++++ SUPPLIED DATA

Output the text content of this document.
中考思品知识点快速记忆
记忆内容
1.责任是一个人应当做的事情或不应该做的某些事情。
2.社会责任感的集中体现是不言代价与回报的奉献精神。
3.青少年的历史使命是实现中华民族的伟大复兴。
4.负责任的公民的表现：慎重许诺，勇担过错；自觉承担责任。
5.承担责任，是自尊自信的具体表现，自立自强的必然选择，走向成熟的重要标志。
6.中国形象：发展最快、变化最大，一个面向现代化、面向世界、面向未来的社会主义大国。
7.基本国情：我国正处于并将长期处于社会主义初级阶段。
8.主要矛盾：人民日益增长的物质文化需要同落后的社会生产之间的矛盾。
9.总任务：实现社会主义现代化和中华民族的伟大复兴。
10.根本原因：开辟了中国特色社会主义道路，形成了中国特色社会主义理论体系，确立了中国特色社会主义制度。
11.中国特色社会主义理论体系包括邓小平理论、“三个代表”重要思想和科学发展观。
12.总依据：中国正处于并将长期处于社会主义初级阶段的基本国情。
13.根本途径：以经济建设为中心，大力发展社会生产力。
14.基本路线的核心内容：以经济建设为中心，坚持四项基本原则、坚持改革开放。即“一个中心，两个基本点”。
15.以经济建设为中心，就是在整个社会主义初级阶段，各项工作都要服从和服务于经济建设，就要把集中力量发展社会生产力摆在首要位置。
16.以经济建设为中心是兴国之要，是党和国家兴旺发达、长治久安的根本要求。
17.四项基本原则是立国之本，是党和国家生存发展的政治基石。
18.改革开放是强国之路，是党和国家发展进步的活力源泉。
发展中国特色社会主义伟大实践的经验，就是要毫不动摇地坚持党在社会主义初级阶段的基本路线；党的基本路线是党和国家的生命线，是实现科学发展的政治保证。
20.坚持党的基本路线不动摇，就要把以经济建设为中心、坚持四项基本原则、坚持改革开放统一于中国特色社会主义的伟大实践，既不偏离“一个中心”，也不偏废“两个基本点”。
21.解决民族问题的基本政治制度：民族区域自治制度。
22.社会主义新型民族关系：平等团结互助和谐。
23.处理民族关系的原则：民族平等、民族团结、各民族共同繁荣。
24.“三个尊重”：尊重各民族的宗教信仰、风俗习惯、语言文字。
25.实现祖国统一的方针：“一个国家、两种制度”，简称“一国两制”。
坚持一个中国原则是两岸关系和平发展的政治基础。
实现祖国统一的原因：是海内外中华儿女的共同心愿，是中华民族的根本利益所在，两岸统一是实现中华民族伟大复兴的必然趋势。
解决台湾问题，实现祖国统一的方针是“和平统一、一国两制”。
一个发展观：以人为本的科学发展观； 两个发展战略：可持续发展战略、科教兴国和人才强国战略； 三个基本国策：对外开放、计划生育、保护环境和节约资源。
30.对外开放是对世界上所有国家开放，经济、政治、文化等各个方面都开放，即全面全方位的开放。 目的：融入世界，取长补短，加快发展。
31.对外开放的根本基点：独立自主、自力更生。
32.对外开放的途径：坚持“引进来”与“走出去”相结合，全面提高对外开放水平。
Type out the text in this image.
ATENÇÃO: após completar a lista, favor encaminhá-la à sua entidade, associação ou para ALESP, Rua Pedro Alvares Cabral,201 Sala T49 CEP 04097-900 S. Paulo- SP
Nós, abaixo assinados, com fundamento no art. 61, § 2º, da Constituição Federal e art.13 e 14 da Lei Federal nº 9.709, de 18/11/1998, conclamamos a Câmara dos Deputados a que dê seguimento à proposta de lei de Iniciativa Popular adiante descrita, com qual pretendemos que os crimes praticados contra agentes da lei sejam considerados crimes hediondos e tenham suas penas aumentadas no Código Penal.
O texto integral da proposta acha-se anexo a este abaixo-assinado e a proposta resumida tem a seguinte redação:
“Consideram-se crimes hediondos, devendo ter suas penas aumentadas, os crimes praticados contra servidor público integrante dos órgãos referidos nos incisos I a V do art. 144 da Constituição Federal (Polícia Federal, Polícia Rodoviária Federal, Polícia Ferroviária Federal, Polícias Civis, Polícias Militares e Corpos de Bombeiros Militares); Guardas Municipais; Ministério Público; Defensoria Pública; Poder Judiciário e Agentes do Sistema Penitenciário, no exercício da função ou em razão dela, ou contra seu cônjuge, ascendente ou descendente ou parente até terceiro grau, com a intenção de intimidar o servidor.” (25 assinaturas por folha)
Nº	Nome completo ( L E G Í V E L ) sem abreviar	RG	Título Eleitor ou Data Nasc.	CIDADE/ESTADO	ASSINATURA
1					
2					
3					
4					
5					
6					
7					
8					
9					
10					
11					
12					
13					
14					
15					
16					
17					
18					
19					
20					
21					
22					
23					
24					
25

++++++++

• [TASK INSTRUCTIONS] Copy every line of the data that holds the string "坚持四项基本原则".

• [FINAL ANSWER]
14.基本路线的核心内容：以经济建设为中心，坚持四项基本原则、坚持改革开放。即“一个中心，两个基本点”。
20.坚持党的基本路线不动摇，就要把以经济建设为中心、坚持四项基本原则、坚持改革开放统一于中国特色社会主义的伟大实践，既不偏离“一个中心”，也不偏废“两个基本点”。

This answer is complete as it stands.